Begin

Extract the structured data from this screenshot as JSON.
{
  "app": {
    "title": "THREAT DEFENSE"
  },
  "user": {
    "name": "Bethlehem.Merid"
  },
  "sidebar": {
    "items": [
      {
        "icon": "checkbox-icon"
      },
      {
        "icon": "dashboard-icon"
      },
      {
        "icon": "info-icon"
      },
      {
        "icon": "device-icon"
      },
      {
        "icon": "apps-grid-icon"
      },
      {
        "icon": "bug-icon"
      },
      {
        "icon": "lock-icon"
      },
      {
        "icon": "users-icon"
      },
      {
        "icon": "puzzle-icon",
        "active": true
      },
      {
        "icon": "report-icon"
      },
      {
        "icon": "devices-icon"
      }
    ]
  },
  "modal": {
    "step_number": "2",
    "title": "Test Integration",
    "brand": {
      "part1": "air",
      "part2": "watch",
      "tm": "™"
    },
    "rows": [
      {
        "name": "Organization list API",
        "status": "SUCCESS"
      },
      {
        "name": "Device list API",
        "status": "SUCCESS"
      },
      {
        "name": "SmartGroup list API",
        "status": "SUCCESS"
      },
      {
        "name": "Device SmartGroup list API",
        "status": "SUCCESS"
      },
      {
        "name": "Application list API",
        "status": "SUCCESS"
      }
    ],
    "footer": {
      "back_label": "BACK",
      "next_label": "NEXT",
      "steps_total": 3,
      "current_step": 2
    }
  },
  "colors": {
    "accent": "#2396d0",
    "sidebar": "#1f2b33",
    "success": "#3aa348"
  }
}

End

Without changing a word, restate the whole listing.

Extract the structured data from this screenshot as JSON.
{
  "app": {
    "title": "THREAT DEFENSE"
  },
  "user": {
    "name": "Bethlehem.Merid"
  },
  "sidebar": {
    "items": [
      {
        "icon": "checkbox-icon"
      },
      {
        "icon": "dashboard-icon"
      },
      {
        "icon": "info-icon"
      },
      {
        "icon": "device-icon"
      },
      {
        "icon": "apps-grid-icon"
      },
      {
        "icon": "bug-icon"
      },
      {
        "icon": "lock-icon"
      },
      {
        "icon": "users-icon"
      },
      {
        "icon": "puzzle-icon",
        "active": true
      },
      {
        "icon": "report-icon"
      },
      {
        "icon": "devices-icon"
      }
    ]
  },
  "modal": {
    "step_number": "2",
    "title": "Test Integration",
    "brand": {
      "part1": "air",
      "part2": "watch",
      "tm": "™"
    },
    "rows": [
      {
        "name": "Organization list API",
        "status": "SUCCESS"
      },
      {
        "name": "Device list API",
        "status": "SUCCESS"
      },
      {
        "name": "SmartGroup list API",
        "status": "SUCCESS"
      },
      {
        "name": "Device SmartGroup list API",
        "status": "SUCCESS"
      },
      {
        "name": "Application list API",
        "status": "SUCCESS"
      }
    ],
    "footer": {
      "back_label": "BACK",
      "next_label": "NEXT",
      "steps_total": 3,
      "current_step": 2
    }
  },
  "colors": {
    "accent": "#2396d0",
    "sidebar": "#1f2b33",
    "success": "#3aa348"
  }
}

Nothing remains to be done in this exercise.